▼
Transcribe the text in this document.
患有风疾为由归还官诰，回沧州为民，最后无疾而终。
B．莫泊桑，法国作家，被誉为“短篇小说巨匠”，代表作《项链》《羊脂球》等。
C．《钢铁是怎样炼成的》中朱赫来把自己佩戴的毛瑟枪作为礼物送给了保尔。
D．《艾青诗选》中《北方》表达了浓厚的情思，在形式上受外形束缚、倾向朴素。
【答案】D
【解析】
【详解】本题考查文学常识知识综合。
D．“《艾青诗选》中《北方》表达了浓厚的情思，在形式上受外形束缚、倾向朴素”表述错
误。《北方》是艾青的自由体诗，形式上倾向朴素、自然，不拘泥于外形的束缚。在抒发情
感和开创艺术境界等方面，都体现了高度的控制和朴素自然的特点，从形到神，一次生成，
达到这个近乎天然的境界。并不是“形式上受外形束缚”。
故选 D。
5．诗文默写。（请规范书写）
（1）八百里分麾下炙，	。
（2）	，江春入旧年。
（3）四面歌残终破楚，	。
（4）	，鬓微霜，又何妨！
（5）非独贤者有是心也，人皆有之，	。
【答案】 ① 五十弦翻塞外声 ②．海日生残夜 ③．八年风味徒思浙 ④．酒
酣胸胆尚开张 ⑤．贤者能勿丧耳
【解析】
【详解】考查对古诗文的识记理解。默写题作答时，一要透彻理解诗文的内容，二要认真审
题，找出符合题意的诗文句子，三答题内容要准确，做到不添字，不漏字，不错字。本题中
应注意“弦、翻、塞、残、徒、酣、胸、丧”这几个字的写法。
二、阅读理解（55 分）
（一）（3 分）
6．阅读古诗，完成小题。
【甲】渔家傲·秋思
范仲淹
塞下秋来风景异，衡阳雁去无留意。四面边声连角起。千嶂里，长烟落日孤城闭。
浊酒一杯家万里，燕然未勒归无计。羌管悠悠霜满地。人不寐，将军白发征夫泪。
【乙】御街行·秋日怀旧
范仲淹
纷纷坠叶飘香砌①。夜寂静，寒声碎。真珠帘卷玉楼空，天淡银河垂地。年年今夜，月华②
▲
:: Written instruction ::
Reproduce the material exactly, with every line intact.

:: Worked answer ::
Transcribe the text in this document.
患有风疾为由归还官诰，回沧州为民，最后无疾而终。
B．莫泊桑，法国作家，被誉为“短篇小说巨匠”，代表作《项链》《羊脂球》等。
C．《钢铁是怎样炼成的》中朱赫来把自己佩戴的毛瑟枪作为礼物送给了保尔。
D．《艾青诗选》中《北方》表达了浓厚的情思，在形式上受外形束缚、倾向朴素。
【答案】D
【解析】
【详解】本题考查文学常识知识综合。
D．“《艾青诗选》中《北方》表达了浓厚的情思，在形式上受外形束缚、倾向朴素”表述错
误。《北方》是艾青的自由体诗，形式上倾向朴素、自然，不拘泥于外形的束缚。在抒发情
感和开创艺术境界等方面，都体现了高度的控制和朴素自然的特点，从形到神，一次生成，
达到这个近乎天然的境界。并不是“形式上受外形束缚”。
故选 D。
5．诗文默写。（请规范书写）
（1）八百里分麾下炙，	。
（2）	，江春入旧年。
（3）四面歌残终破楚，	。
（4）	，鬓微霜，又何妨！
（5）非独贤者有是心也，人皆有之，	。
【答案】 ① 五十弦翻塞外声 ②．海日生残夜 ③．八年风味徒思浙 ④．酒
酣胸胆尚开张 ⑤．贤者能勿丧耳
【解析】
【详解】考查对古诗文的识记理解。默写题作答时，一要透彻理解诗文的内容，二要认真审
题，找出符合题意的诗文句子，三答题内容要准确，做到不添字，不漏字，不错字。本题中
应注意“弦、翻、塞、残、徒、酣、胸、丧”这几个字的写法。
二、阅读理解（55 分）
（一）（3 分）
6．阅读古诗，完成小题。
【甲】渔家傲·秋思
范仲淹
塞下秋来风景异，衡阳雁去无留意。四面边声连角起。千嶂里，长烟落日孤城闭。
浊酒一杯家万里，燕然未勒归无计。羌管悠悠霜满地。人不寐，将军白发征夫泪。
【乙】御街行·秋日怀旧
范仲淹
纷纷坠叶飘香砌①。夜寂静，寒声碎。真珠帘卷玉楼空，天淡银河垂地。年年今夜，月华②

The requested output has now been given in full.